* BEGIN *
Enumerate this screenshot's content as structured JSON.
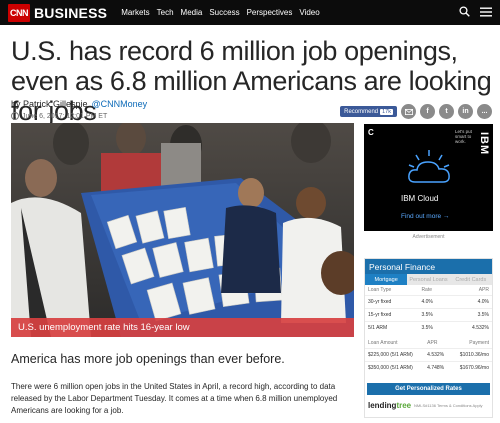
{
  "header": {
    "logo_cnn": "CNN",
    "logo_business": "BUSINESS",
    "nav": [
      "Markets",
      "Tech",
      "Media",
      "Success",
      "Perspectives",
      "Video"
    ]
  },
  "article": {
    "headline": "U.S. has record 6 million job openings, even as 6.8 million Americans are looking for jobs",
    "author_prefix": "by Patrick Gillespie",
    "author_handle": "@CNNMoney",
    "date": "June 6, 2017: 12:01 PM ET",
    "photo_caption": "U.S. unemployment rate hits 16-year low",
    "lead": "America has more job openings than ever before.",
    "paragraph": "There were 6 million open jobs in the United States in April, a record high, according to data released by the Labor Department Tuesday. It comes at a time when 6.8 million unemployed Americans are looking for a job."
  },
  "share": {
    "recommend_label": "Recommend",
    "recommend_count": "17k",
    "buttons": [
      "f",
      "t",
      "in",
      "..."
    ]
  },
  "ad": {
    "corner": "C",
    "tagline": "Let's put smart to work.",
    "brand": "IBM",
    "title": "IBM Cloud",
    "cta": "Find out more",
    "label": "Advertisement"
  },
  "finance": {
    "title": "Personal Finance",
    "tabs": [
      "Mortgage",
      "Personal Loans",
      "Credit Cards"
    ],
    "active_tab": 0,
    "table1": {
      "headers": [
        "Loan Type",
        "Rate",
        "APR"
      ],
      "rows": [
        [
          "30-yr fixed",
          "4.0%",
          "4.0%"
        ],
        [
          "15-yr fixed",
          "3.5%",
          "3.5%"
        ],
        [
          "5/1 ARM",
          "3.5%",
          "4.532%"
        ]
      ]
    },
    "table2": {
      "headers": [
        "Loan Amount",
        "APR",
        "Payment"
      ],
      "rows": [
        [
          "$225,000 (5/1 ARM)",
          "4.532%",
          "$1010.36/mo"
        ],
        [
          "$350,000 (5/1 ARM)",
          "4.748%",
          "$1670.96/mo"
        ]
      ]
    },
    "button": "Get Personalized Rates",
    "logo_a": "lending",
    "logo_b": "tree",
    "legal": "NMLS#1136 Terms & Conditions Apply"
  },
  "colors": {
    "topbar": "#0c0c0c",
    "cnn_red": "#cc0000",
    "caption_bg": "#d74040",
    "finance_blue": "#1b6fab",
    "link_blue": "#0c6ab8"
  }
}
* END *
# SHORT TASK:
Give the entries again word for word, but skip the pictures.

# TASK RESPONSE:
Enumerate this screenshot's content as structured JSON.
{
  "header": {
    "logo_cnn": "CNN",
    "logo_business": "BUSINESS",
    "nav": [
      "Markets",
      "Tech",
      "Media",
      "Success",
      "Perspectives",
      "Video"
    ]
  },
  "article": {
    "headline": "U.S. has record 6 million job openings, even as 6.8 million Americans are looking for jobs",
    "author_prefix": "by Patrick Gillespie",
    "author_handle": "@CNNMoney",
    "date": "June 6, 2017: 12:01 PM ET",
    "photo_caption": "U.S. unemployment rate hits 16-year low",
    "lead": "America has more job openings than ever before.",
    "paragraph": "There were 6 million open jobs in the United States in April, a record high, according to data released by the Labor Department Tuesday. It comes at a time when 6.8 million unemployed Americans are looking for a job."
  },
  "share": {
    "recommend_label": "Recommend",
    "recommend_count": "17k",
    "buttons": [
      "f",
      "t",
      "in",
      "..."
    ]
  },
  "ad": {
    "corner": "C",
    "tagline": "Let's put smart to work.",
    "brand": "IBM",
    "title": "IBM Cloud",
    "cta": "Find out more",
    "label": "Advertisement"
  },
  "finance": {
    "title": "Personal Finance",
    "tabs": [
      "Mortgage",
      "Personal Loans",
      "Credit Cards"
    ],
    "active_tab": 0,
    "table1": {
      "headers": [
        "Loan Type",
        "Rate",
        "APR"
      ],
      "rows": [
        [
          "30-yr fixed",
          "4.0%",
          "4.0%"
        ],
        [
          "15-yr fixed",
          "3.5%",
          "3.5%"
        ],
        [
          "5/1 ARM",
          "3.5%",
          "4.532%"
        ]
      ]
    },
    "table2": {
      "headers": [
        "Loan Amount",
        "APR",
        "Payment"
      ],
      "rows": [
        [
          "$225,000 (5/1 ARM)",
          "4.532%",
          "$1010.36/mo"
        ],
        [
          "$350,000 (5/1 ARM)",
          "4.748%",
          "$1670.96/mo"
        ]
      ]
    },
    "button": "Get Personalized Rates",
    "logo_a": "lending",
    "logo_b": "tree",
    "legal": "NMLS#1136 Terms & Conditions Apply"
  },
  "colors": {
    "topbar": "#0c0c0c",
    "cnn_red": "#cc0000",
    "caption_bg": "#d74040",
    "finance_blue": "#1b6fab",
    "link_blue": "#0c6ab8"
  }
}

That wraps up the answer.